Supplied material:

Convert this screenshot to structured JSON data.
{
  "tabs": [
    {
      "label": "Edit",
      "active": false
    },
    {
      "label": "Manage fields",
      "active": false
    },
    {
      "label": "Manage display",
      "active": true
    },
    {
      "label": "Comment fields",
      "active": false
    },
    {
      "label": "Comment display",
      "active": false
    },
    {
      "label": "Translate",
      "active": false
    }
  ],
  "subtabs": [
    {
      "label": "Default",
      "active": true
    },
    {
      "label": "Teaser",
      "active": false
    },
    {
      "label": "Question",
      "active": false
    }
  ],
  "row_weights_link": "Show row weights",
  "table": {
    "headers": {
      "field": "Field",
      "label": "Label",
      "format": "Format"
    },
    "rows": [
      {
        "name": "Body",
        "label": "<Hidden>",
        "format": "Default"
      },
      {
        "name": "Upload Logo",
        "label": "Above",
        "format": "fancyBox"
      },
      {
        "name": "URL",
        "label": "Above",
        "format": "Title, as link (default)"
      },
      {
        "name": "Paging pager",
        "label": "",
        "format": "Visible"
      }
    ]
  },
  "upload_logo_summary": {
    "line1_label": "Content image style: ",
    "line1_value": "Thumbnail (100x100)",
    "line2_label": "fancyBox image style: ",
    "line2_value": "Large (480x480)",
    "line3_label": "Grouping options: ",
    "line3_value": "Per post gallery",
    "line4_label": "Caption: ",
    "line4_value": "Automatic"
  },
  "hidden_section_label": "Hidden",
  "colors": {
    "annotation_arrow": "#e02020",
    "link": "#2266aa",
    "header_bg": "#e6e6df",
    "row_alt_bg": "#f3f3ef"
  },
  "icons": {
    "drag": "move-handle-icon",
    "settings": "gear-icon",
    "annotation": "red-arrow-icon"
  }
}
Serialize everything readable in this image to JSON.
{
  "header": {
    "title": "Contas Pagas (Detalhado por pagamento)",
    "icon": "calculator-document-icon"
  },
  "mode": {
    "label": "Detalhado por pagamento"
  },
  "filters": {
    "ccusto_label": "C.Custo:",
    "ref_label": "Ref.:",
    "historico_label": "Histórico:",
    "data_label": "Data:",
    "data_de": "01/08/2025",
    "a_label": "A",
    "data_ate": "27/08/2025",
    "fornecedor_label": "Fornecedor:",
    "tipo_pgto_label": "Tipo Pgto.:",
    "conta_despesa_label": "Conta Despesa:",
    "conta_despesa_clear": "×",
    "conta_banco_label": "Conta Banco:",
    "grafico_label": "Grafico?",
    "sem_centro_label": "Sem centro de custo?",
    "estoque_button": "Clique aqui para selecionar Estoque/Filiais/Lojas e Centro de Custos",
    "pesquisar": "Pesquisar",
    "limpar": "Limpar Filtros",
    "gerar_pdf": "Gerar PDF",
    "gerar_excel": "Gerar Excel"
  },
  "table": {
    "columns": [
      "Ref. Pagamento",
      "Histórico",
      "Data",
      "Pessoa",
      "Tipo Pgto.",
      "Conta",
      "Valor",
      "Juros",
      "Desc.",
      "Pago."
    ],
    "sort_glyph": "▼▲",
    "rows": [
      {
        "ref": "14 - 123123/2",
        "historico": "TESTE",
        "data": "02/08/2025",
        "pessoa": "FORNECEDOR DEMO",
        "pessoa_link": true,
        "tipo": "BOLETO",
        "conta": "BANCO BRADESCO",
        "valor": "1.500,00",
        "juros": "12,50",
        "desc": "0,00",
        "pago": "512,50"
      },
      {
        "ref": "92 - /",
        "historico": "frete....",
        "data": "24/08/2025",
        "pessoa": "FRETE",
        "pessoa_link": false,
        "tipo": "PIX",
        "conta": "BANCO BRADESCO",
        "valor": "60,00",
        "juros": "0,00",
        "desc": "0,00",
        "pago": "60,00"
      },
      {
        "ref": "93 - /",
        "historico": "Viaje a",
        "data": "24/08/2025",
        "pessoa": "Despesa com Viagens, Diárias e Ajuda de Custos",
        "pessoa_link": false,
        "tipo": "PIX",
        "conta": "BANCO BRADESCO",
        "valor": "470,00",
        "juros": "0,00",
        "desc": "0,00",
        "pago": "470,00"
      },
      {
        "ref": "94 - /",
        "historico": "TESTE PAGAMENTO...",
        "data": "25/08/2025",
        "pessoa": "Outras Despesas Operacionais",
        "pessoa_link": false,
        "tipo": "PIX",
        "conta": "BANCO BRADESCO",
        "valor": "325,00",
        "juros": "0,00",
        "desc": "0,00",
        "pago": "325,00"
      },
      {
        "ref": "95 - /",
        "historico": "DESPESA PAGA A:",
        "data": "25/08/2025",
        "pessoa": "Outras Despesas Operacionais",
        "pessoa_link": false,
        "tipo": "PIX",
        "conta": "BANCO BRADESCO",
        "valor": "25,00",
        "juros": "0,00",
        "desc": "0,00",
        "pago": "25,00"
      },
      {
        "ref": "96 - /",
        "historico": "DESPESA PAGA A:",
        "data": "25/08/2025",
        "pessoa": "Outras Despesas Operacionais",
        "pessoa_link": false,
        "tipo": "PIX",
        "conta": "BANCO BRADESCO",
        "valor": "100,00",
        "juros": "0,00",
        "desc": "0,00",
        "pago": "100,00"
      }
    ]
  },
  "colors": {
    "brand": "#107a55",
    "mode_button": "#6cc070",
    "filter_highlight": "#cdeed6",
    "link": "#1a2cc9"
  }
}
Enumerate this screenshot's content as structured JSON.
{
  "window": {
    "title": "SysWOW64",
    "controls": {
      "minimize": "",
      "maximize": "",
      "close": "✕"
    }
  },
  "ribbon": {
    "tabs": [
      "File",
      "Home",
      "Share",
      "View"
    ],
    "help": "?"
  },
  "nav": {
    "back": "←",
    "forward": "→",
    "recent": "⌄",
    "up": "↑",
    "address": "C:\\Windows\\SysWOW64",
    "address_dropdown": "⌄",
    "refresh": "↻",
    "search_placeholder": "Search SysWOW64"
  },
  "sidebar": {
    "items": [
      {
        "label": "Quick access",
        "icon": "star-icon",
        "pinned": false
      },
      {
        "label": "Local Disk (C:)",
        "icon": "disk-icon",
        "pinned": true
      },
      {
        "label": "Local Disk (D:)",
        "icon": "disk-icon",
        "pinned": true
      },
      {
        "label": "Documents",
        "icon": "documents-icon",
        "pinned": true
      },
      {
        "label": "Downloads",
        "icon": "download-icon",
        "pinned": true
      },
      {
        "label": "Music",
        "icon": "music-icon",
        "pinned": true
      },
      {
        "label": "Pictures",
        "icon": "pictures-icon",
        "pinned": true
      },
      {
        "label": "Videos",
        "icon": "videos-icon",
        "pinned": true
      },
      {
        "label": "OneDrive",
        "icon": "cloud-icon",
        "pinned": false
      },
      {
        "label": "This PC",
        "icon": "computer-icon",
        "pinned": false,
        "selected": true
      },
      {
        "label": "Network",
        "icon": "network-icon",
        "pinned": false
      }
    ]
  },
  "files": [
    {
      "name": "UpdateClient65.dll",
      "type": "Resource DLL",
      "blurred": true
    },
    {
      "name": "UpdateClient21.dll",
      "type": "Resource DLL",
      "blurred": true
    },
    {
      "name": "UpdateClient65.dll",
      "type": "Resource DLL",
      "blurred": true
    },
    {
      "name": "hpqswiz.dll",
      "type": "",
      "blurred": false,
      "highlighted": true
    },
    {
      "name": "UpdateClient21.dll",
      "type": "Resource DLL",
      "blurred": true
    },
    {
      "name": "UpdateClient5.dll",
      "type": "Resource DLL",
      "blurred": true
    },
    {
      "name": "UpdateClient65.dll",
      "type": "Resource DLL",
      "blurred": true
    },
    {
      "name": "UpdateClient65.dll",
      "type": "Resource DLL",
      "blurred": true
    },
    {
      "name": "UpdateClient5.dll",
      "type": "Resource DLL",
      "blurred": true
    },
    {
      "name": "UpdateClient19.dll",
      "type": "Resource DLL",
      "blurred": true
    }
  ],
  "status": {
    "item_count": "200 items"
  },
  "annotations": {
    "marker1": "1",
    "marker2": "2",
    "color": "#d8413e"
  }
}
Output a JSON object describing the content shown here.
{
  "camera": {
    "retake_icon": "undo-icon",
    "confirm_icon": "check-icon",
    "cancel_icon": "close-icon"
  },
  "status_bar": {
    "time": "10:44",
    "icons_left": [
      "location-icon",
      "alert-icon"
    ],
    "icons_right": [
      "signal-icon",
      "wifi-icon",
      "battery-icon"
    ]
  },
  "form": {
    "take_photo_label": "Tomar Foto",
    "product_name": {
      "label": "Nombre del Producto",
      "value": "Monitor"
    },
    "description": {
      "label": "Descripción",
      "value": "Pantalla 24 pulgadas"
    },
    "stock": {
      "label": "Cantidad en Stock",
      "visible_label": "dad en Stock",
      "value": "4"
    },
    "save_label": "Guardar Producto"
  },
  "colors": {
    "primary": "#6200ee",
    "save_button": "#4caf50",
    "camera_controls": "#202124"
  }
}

Problem details: Gather from the records above every line containing the string "Custos".

Result of this exercise:
    "estoque_button": "Clique aqui para selecionar Estoque/Filiais/Lojas e Centro de Custos",
        "pessoa": "Despesa com Viagens, Diárias e Ajuda de Custos",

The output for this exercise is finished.